• LO QUE SE PIDE
Indica si cada una de estas afirmaciones concuerda con el fragmento sobre los relatos de Rubiel, respondiendo sí o no y citando literalmente las palabras del fragmento que lo deciden: 1. En "Los años de la nostalgia", quien narra es una mujer que pinta cuadros como terapia. 2. "Bandadas de gorriones" es el primer relato del libro. 3. En "Bandadas de gorriones", madre e hija viajan en tren.

• FRAGMENTO DEL TEXTO
____

En "Los años de la nostalgia", el primero, una mujer madura, profesional, urbanita y cuya terapia consiste en pintar cuadros, narra una anécdota, en apariencia trivial, que le concierne, en un juego de sugerencias y alusiones muy sutil. Alusiones de tipo profesional, humano, relativas a las relaciones interpersonales, lo sociológico, la sensualidad y, se me antoja, también un matiz de velada truculencia, ya a los finales.
En "Bandadas de gorriones", relato que cierra el libro, madre e hija realizan un rito funerario privado que las obliga a viajar en auto a un sitio distante, a la costa, y tal circunstancia las obliga a compartir, alternar puntos de vista, dejar que atisbemos sus emociones como a través de una ventana, de un prisma, y así intentar comprenderlas y dilucidar de qué va el asunto.
Protagonismo femenino múltiple caracteriza los relatos de Rubiel, quien realiza un curioso acto de disección de la naturaleza femenina y una encomiable aproximación a sus motivaciones elementales, apartando lo feminoide para concentrarse en las esencias de lo genérico, lo psicológico, lo emocional, respetuosa y elegantemente, e incluso una asunción, por posesión, del alma "asiática" si tal cosa existe.

____

• MATERIAL PROPORCIONADO
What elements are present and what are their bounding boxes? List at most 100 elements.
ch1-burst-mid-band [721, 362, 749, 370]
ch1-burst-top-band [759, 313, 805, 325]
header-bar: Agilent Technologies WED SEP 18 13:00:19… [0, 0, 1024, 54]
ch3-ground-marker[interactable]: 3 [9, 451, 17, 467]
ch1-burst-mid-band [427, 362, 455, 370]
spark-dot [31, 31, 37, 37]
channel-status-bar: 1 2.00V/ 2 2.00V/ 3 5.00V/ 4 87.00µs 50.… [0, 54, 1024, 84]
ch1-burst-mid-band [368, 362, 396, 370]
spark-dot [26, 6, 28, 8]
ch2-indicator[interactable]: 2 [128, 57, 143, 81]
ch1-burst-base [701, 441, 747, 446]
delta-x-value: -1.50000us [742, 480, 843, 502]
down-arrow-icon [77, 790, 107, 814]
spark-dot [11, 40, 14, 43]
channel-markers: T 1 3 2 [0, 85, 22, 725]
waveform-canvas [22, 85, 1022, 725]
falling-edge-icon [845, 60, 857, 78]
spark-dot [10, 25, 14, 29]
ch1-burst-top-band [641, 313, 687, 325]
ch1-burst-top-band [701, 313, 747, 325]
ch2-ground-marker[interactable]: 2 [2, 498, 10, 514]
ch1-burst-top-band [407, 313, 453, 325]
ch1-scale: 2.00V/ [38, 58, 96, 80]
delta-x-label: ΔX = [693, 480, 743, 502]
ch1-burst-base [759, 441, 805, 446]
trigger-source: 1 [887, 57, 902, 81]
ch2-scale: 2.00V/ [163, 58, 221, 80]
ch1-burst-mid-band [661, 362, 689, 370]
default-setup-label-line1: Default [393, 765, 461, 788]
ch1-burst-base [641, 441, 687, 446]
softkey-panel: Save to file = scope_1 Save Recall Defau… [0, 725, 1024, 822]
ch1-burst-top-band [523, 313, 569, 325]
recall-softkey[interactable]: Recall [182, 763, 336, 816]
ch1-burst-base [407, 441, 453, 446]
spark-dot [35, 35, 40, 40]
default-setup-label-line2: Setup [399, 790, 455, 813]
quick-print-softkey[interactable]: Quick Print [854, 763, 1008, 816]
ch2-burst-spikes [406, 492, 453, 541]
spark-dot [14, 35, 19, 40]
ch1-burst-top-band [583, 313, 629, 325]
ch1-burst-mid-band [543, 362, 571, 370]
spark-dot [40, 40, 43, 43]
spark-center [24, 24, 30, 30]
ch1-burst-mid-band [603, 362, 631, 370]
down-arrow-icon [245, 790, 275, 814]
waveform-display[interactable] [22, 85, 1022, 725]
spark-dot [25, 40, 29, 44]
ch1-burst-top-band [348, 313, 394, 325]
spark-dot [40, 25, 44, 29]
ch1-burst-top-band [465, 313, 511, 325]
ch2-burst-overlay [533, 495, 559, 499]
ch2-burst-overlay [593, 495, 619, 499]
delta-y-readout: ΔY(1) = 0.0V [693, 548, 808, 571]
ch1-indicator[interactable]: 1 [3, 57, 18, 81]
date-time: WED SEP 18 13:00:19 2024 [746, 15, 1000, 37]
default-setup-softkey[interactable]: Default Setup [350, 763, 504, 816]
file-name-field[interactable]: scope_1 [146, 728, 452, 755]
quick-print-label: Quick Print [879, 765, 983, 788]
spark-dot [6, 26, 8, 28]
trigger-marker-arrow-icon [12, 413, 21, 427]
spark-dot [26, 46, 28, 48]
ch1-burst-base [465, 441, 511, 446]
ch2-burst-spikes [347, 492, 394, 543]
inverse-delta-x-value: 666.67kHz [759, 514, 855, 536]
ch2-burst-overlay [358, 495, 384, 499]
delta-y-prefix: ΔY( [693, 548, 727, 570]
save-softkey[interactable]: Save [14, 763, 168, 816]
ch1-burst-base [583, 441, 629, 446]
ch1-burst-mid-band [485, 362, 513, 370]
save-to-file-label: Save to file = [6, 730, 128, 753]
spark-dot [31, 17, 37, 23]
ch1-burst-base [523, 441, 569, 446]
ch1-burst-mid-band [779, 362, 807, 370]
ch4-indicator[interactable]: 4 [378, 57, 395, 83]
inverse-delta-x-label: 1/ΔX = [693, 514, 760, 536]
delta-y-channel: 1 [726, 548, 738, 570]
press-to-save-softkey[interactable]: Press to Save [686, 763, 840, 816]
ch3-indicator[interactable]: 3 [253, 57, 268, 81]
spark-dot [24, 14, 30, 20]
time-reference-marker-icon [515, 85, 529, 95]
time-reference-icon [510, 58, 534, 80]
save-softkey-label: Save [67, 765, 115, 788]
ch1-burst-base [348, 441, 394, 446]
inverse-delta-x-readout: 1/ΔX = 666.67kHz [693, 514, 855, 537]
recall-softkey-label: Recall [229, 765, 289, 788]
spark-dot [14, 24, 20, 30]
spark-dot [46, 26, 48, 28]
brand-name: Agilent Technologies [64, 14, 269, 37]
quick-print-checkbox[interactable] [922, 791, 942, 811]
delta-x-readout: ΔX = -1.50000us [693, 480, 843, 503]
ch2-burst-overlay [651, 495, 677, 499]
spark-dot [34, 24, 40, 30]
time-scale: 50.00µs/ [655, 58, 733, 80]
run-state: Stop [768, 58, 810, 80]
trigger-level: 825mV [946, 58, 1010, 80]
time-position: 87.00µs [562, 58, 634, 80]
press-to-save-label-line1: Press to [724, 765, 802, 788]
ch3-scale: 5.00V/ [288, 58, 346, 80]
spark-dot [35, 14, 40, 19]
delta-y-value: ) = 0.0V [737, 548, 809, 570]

____

• RESULTADO DEL EJERCICIO
1. Sí: "una mujer madura, profesional, urbanita y cuya terapia consiste en pintar cuadros, narra una anécdota".
2. No: "relato que cierra el libro".
3. No: "las obliga a viajar en auto a un sitio distante".